►

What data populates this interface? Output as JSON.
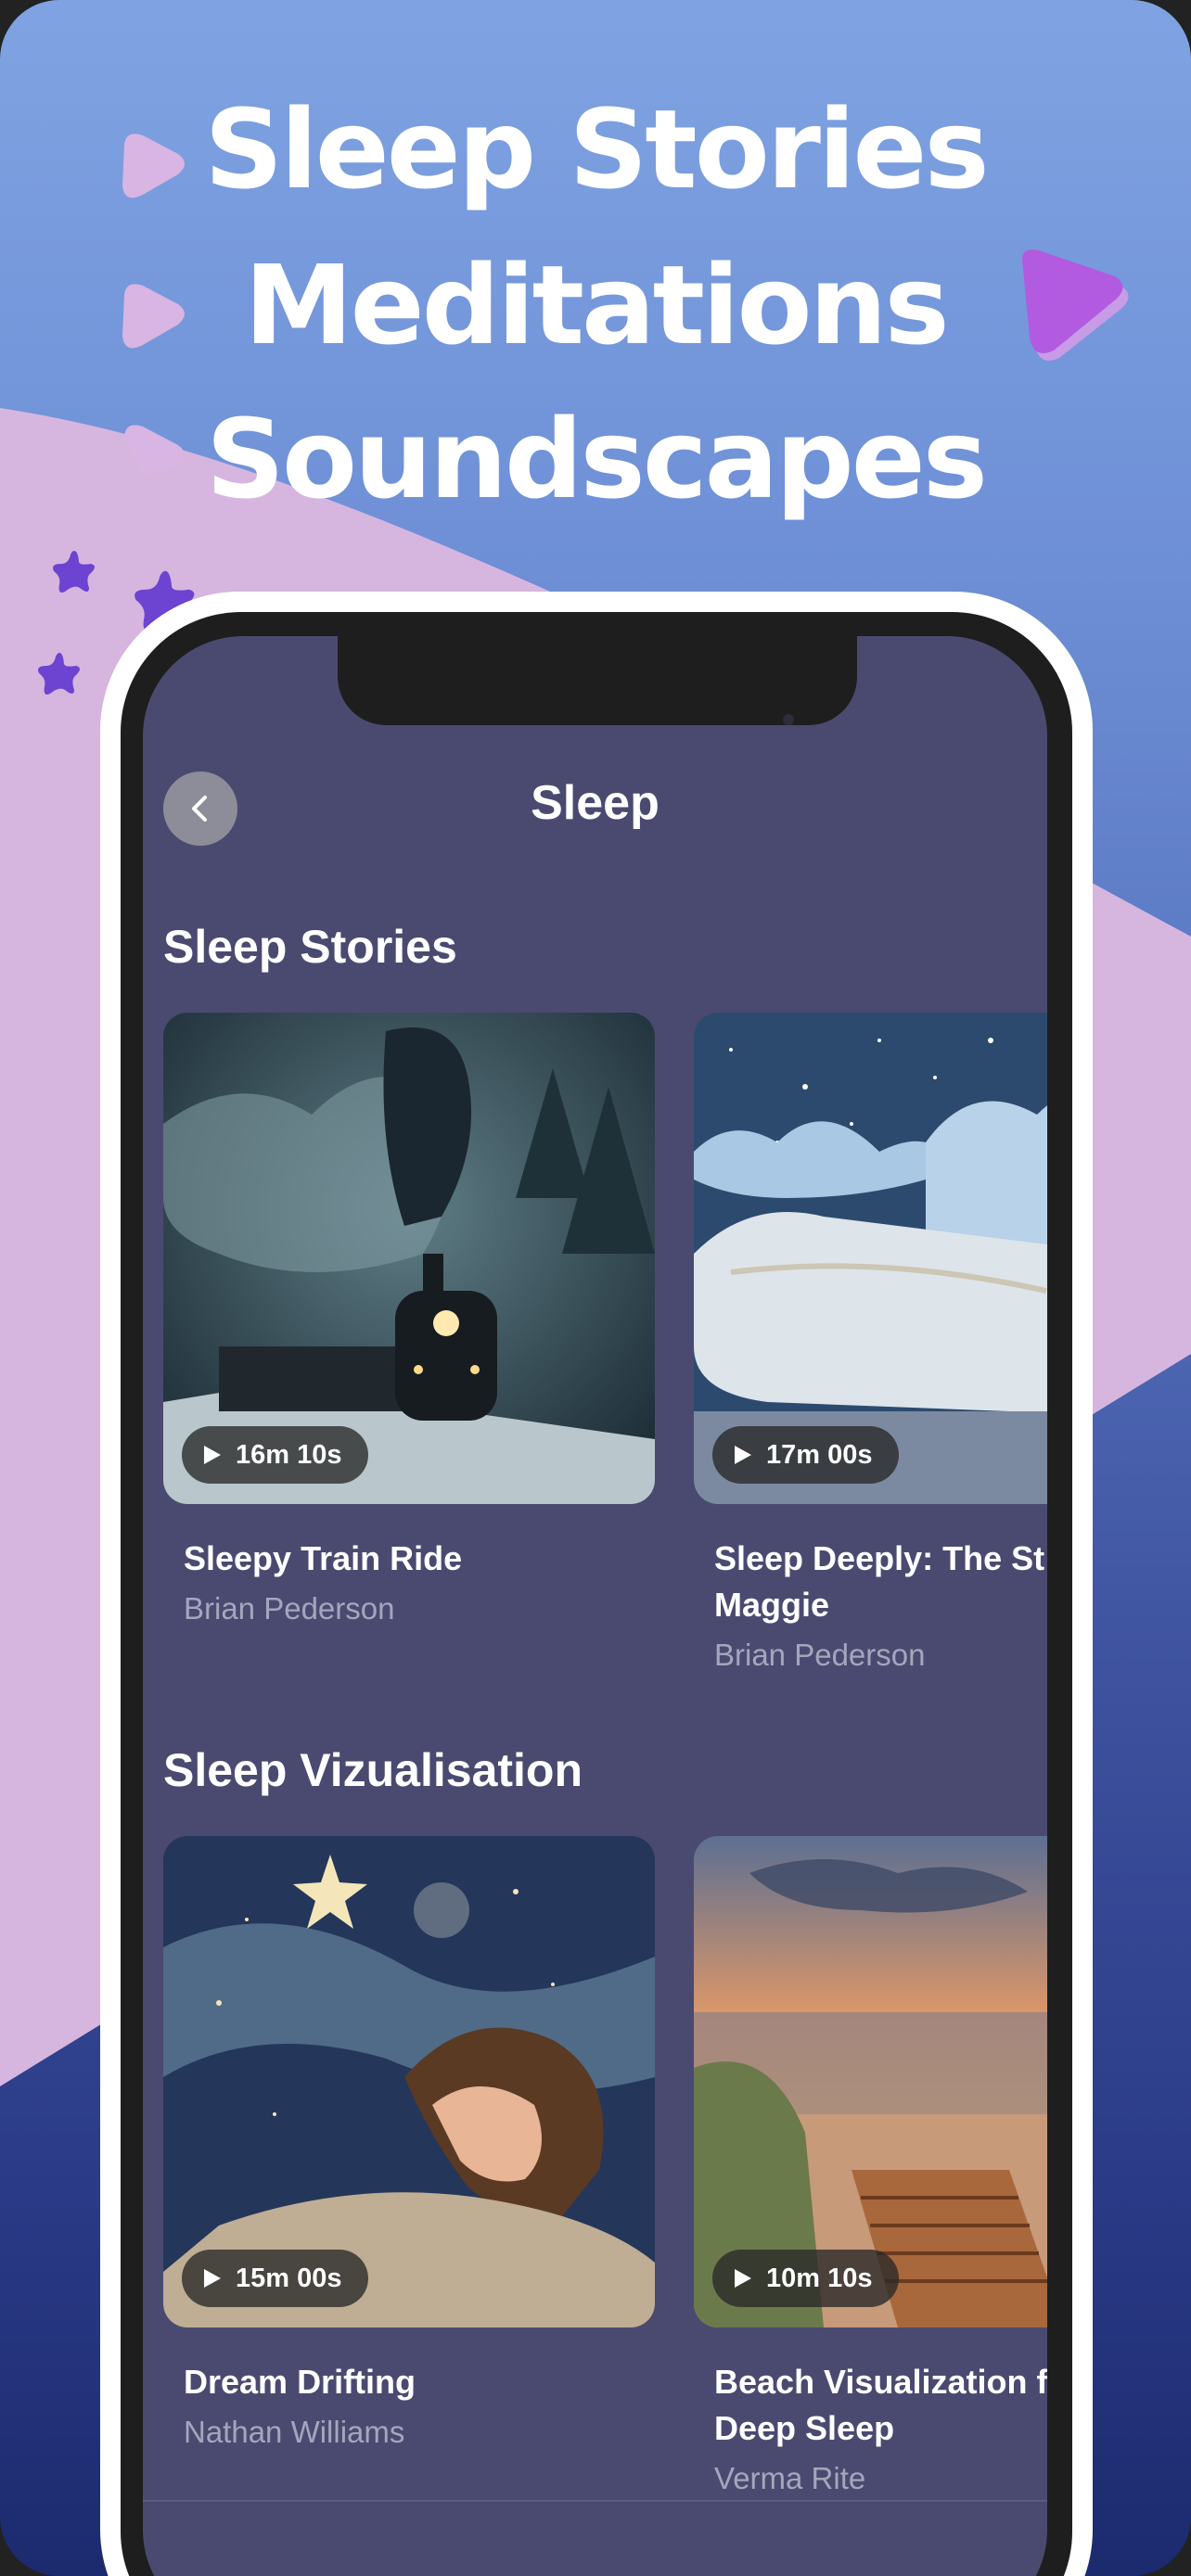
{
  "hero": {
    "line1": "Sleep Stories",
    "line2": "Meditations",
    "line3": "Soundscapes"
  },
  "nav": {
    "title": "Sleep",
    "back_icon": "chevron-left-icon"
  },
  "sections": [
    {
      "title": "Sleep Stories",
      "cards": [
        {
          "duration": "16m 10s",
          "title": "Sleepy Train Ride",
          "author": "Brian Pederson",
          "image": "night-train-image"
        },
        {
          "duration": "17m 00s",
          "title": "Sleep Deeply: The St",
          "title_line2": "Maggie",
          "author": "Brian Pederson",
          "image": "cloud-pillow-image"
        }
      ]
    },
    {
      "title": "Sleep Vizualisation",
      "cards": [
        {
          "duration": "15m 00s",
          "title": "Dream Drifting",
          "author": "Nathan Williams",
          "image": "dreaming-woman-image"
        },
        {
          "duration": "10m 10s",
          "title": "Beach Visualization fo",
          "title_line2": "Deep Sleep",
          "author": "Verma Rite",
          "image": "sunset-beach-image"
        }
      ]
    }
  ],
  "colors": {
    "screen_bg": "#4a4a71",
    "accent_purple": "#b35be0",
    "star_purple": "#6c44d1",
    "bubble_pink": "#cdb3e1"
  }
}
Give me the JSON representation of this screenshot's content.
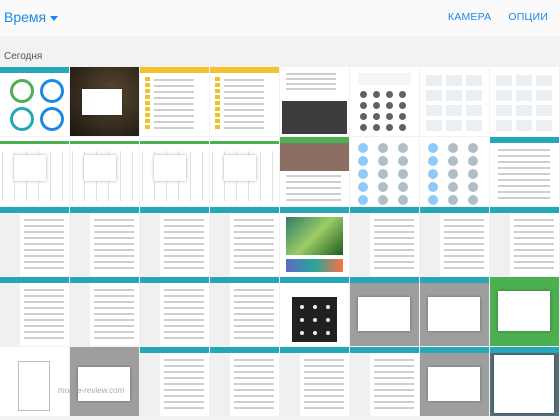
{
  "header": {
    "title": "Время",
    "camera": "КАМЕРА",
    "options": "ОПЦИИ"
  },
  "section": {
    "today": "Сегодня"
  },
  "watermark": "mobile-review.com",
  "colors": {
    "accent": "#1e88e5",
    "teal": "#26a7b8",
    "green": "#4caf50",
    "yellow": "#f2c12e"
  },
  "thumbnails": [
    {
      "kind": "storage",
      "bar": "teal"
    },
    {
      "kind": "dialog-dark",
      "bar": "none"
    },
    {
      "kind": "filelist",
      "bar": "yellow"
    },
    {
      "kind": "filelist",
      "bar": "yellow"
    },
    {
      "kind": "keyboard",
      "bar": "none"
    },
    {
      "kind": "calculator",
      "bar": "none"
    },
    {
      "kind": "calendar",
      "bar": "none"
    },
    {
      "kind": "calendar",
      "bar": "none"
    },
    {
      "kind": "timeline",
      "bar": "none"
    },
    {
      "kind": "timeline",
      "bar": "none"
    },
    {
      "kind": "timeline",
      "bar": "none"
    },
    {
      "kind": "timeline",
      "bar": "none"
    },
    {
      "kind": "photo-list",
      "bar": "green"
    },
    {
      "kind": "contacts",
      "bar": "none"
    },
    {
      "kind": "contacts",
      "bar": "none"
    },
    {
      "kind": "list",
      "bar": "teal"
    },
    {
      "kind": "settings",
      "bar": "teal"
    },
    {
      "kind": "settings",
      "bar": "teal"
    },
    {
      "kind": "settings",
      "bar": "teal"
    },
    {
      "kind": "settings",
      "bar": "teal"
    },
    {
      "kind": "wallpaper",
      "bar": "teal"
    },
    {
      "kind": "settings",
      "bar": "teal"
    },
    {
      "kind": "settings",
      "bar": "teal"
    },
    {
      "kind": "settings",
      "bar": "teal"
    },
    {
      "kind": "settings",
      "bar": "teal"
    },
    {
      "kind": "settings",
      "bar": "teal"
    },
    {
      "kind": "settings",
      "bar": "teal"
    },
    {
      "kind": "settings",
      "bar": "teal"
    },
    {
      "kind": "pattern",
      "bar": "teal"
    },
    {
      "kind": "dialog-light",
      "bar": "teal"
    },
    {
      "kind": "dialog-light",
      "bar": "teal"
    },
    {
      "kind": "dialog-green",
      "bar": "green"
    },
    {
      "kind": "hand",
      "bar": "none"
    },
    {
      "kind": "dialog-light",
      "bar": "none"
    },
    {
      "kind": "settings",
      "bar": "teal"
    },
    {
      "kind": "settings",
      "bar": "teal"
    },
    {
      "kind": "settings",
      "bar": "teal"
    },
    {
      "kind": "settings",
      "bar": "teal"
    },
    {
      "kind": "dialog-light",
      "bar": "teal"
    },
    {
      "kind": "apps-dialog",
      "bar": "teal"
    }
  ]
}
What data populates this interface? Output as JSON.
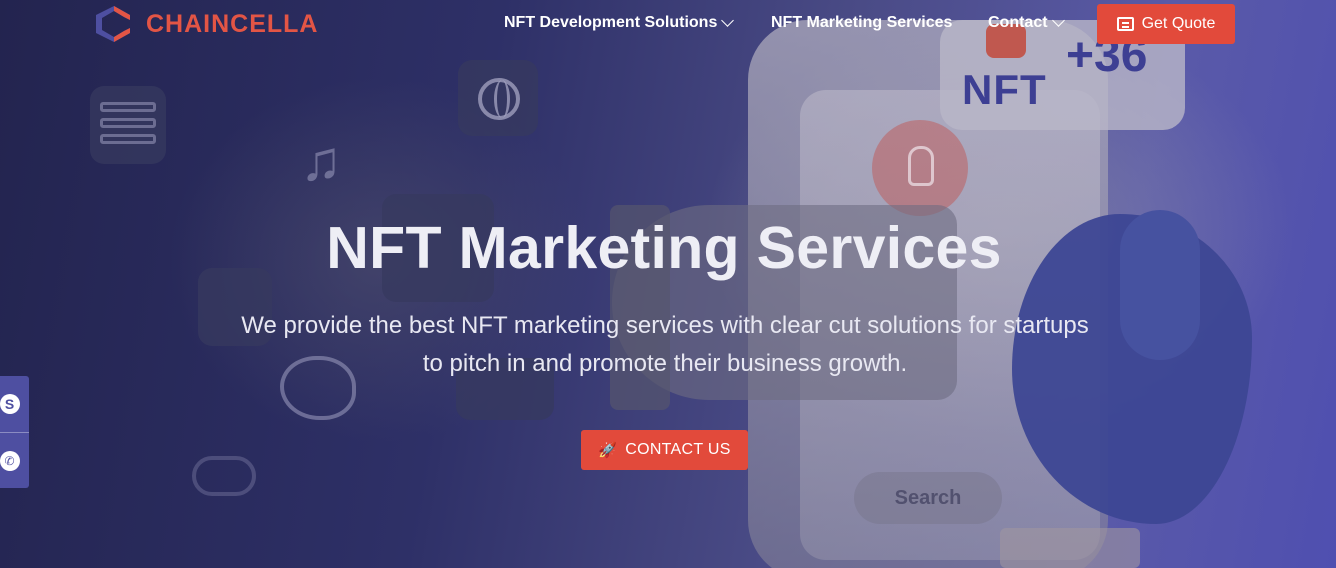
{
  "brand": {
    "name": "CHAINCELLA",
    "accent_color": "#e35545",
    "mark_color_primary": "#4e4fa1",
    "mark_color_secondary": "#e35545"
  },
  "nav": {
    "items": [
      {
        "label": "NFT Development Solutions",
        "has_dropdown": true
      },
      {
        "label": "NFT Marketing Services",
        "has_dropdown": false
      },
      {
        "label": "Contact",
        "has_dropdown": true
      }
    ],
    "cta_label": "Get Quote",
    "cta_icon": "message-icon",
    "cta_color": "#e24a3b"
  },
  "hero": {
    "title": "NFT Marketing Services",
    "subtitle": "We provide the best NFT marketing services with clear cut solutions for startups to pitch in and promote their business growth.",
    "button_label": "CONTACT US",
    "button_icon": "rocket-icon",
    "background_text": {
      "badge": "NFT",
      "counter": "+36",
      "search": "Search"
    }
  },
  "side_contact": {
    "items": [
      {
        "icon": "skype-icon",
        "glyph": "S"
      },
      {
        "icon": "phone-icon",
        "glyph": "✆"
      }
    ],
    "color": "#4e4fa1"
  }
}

◄

*WRITTEN EXERCISE*:
Return all the lines that contain the string "Stories".

*COMPLETE RESPONSE*:
    "line1": "Sleep Stories",
      "title": "Sleep Stories",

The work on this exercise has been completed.